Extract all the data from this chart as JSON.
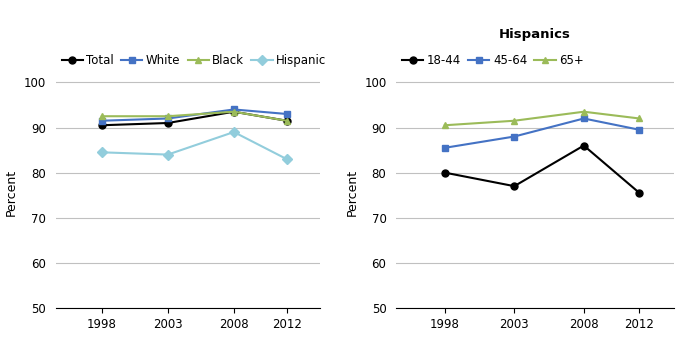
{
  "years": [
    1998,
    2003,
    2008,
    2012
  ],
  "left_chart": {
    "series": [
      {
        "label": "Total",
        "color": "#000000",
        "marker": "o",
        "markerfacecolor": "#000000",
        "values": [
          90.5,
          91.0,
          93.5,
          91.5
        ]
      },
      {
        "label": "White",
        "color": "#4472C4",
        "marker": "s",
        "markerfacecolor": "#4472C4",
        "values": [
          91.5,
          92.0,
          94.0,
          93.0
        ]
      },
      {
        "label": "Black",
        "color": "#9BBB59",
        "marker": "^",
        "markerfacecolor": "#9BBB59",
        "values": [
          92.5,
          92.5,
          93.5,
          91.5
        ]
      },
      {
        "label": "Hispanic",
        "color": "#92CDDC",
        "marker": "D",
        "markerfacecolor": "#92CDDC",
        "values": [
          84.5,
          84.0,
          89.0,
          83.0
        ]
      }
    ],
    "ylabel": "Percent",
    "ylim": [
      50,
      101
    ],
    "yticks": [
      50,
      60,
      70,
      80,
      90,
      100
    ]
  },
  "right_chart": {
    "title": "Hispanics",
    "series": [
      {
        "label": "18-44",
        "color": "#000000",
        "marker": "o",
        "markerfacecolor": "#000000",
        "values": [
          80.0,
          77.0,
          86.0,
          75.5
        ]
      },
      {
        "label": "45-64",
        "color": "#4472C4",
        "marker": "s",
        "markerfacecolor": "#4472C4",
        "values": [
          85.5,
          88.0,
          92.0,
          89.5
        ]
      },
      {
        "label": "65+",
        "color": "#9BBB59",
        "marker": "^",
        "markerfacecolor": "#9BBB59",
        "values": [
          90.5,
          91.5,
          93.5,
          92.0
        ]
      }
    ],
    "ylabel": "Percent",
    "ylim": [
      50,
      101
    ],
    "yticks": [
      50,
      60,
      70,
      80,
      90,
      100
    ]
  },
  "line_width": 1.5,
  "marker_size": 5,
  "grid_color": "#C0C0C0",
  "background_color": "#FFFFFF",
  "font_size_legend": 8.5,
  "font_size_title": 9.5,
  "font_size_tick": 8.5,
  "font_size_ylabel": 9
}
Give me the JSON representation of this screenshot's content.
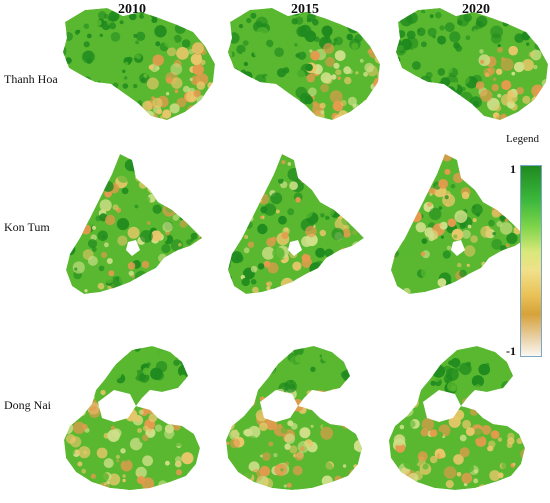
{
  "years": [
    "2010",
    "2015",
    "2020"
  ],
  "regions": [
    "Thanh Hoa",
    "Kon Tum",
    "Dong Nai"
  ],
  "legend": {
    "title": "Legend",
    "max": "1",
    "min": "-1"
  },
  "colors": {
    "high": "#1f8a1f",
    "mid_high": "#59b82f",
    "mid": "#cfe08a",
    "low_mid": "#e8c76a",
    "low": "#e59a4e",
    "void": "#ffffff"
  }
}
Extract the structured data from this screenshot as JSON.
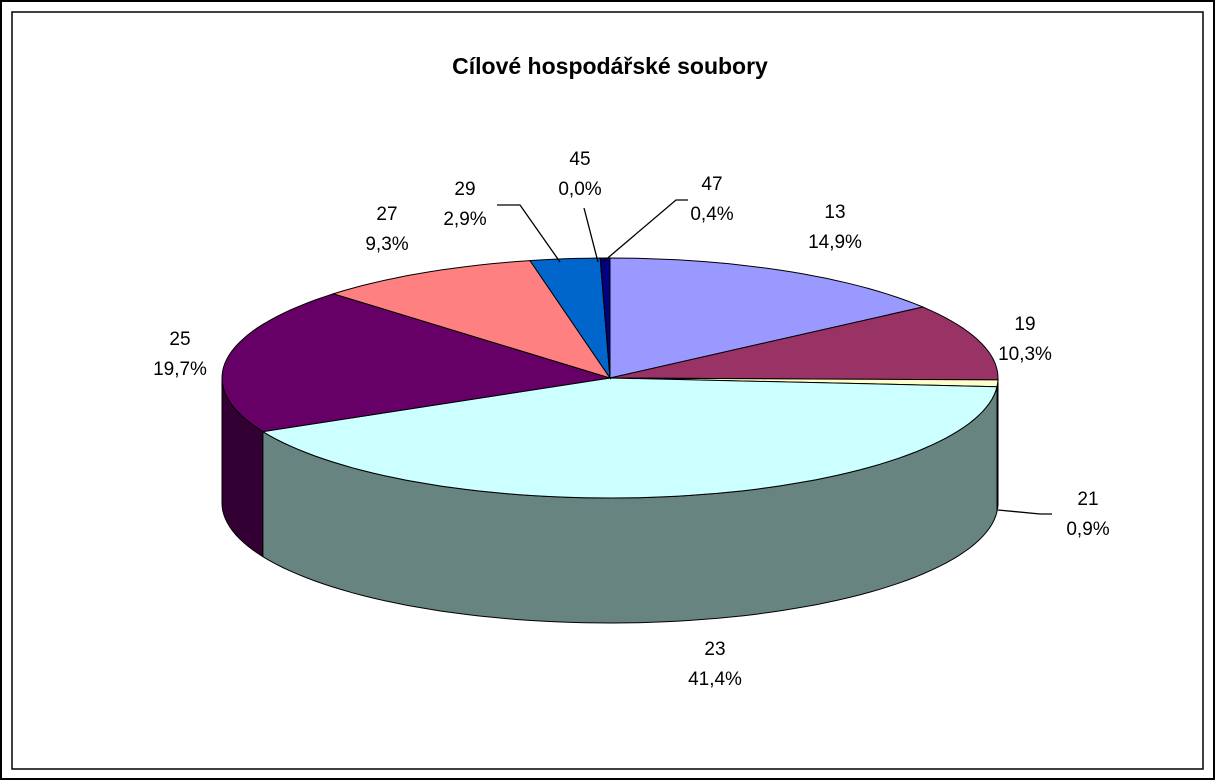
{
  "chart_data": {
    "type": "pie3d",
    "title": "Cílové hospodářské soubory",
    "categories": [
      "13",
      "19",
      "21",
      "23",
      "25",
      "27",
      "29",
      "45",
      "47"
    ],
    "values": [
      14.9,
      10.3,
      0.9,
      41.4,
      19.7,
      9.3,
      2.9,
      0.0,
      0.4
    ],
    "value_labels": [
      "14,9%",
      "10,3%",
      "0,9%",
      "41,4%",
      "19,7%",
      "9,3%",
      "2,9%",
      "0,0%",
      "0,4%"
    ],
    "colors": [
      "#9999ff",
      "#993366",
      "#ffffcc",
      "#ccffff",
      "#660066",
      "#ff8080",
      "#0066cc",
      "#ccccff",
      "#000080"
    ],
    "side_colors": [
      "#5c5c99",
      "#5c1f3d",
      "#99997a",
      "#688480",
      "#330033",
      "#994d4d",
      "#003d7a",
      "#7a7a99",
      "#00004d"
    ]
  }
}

──────

WORK REQUIRED:
In the copy, include all records verbatim but no images.

FINISHED EXERCISE:
Extract all the data from this chart as JSON.
{
  "years": [
    1998,
    2003,
    2008,
    2012
  ],
  "left_chart": {
    "series": [
      {
        "label": "Total",
        "color": "#000000",
        "marker": "o",
        "markerfacecolor": "#000000",
        "values": [
          90.5,
          91.0,
          93.5,
          91.5
        ]
      },
      {
        "label": "White",
        "color": "#4472C4",
        "marker": "s",
        "markerfacecolor": "#4472C4",
        "values": [
          91.5,
          92.0,
          94.0,
          93.0
        ]
      },
      {
        "label": "Black",
        "color": "#9BBB59",
        "marker": "^",
        "markerfacecolor": "#9BBB59",
        "values": [
          92.5,
          92.5,
          93.5,
          91.5
        ]
      },
      {
        "label": "Hispanic",
        "color": "#92CDDC",
        "marker": "D",
        "markerfacecolor": "#92CDDC",
        "values": [
          84.5,
          84.0,
          89.0,
          83.0
        ]
      }
    ],
    "ylabel": "Percent",
    "ylim": [
      50,
      101
    ],
    "yticks": [
      50,
      60,
      70,
      80,
      90,
      100
    ]
  },
  "right_chart": {
    "title": "Hispanics",
    "series": [
      {
        "label": "18-44",
        "color": "#000000",
        "marker": "o",
        "markerfacecolor": "#000000",
        "values": [
          80.0,
          77.0,
          86.0,
          75.5
        ]
      },
      {
        "label": "45-64",
        "color": "#4472C4",
        "marker": "s",
        "markerfacecolor": "#4472C4",
        "values": [
          85.5,
          88.0,
          92.0,
          89.5
        ]
      },
      {
        "label": "65+",
        "color": "#9BBB59",
        "marker": "^",
        "markerfacecolor": "#9BBB59",
        "values": [
          90.5,
          91.5,
          93.5,
          92.0
        ]
      }
    ],
    "ylabel": "Percent",
    "ylim": [
      50,
      101
    ],
    "yticks": [
      50,
      60,
      70,
      80,
      90,
      100
    ]
  },
  "line_width": 1.5,
  "marker_size": 5,
  "grid_color": "#C0C0C0",
  "background_color": "#FFFFFF",
  "font_size_legend": 8.5,
  "font_size_title": 9.5,
  "font_size_tick": 8.5,
  "font_size_ylabel": 9
}
Give me the JSON representation of this screenshot's content.
{
  "years": [
    "2010",
    "2015",
    "2020"
  ],
  "regions": [
    "Thanh Hoa",
    "Kon Tum",
    "Dong Nai"
  ],
  "legend": {
    "title": "Legend",
    "max": "1",
    "min": "-1"
  },
  "colors": {
    "high": "#1f8a1f",
    "mid_high": "#59b82f",
    "mid": "#cfe08a",
    "low_mid": "#e8c76a",
    "low": "#e59a4e",
    "void": "#ffffff"
  }
}
Extract the structured data from this screenshot as JSON.
{
  "chart_data": {
    "type": "pie3d",
    "title": "Cílové hospodářské soubory",
    "categories": [
      "13",
      "19",
      "21",
      "23",
      "25",
      "27",
      "29",
      "45",
      "47"
    ],
    "values": [
      14.9,
      10.3,
      0.9,
      41.4,
      19.7,
      9.3,
      2.9,
      0.0,
      0.4
    ],
    "value_labels": [
      "14,9%",
      "10,3%",
      "0,9%",
      "41,4%",
      "19,7%",
      "9,3%",
      "2,9%",
      "0,0%",
      "0,4%"
    ],
    "colors": [
      "#9999ff",
      "#993366",
      "#ffffcc",
      "#ccffff",
      "#660066",
      "#ff8080",
      "#0066cc",
      "#ccccff",
      "#000080"
    ],
    "side_colors": [
      "#5c5c99",
      "#5c1f3d",
      "#99997a",
      "#688480",
      "#330033",
      "#994d4d",
      "#003d7a",
      "#7a7a99",
      "#00004d"
    ]
  }
}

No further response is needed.